[Figure dataset records]

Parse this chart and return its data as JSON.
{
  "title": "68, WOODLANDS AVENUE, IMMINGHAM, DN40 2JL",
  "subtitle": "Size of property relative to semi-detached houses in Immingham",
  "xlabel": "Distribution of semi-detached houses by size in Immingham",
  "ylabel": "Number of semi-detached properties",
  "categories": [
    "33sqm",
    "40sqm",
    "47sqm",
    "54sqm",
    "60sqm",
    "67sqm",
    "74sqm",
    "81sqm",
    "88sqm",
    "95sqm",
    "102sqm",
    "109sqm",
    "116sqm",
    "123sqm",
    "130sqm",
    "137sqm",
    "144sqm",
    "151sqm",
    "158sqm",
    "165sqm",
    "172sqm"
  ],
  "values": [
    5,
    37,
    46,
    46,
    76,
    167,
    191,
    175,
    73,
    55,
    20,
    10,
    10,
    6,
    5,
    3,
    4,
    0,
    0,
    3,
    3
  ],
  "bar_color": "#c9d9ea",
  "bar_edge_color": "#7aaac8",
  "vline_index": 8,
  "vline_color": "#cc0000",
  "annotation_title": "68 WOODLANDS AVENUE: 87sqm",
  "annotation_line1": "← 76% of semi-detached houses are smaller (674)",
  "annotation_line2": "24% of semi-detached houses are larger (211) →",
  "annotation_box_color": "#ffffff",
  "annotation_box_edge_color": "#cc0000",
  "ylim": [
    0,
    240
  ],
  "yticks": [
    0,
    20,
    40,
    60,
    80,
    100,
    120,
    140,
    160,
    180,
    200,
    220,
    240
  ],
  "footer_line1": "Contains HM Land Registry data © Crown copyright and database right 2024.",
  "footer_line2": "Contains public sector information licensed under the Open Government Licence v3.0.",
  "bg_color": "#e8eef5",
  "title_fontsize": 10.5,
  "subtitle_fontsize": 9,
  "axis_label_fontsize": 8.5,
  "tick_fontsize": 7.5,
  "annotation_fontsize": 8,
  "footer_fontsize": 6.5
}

▶ **WHAT THE TASK ASKS**: Retype every entry word for word.

▶ **EXERCISE OUTPUT**:
Parse this chart and return its data as JSON.
{
  "title": "68, WOODLANDS AVENUE, IMMINGHAM, DN40 2JL",
  "subtitle": "Size of property relative to semi-detached houses in Immingham",
  "xlabel": "Distribution of semi-detached houses by size in Immingham",
  "ylabel": "Number of semi-detached properties",
  "categories": [
    "33sqm",
    "40sqm",
    "47sqm",
    "54sqm",
    "60sqm",
    "67sqm",
    "74sqm",
    "81sqm",
    "88sqm",
    "95sqm",
    "102sqm",
    "109sqm",
    "116sqm",
    "123sqm",
    "130sqm",
    "137sqm",
    "144sqm",
    "151sqm",
    "158sqm",
    "165sqm",
    "172sqm"
  ],
  "values": [
    5,
    37,
    46,
    46,
    76,
    167,
    191,
    175,
    73,
    55,
    20,
    10,
    10,
    6,
    5,
    3,
    4,
    0,
    0,
    3,
    3
  ],
  "bar_color": "#c9d9ea",
  "bar_edge_color": "#7aaac8",
  "vline_index": 8,
  "vline_color": "#cc0000",
  "annotation_title": "68 WOODLANDS AVENUE: 87sqm",
  "annotation_line1": "← 76% of semi-detached houses are smaller (674)",
  "annotation_line2": "24% of semi-detached houses are larger (211) →",
  "annotation_box_color": "#ffffff",
  "annotation_box_edge_color": "#cc0000",
  "ylim": [
    0,
    240
  ],
  "yticks": [
    0,
    20,
    40,
    60,
    80,
    100,
    120,
    140,
    160,
    180,
    200,
    220,
    240
  ],
  "footer_line1": "Contains HM Land Registry data © Crown copyright and database right 2024.",
  "footer_line2": "Contains public sector information licensed under the Open Government Licence v3.0.",
  "bg_color": "#e8eef5",
  "title_fontsize": 10.5,
  "subtitle_fontsize": 9,
  "axis_label_fontsize": 8.5,
  "tick_fontsize": 7.5,
  "annotation_fontsize": 8,
  "footer_fontsize": 6.5
}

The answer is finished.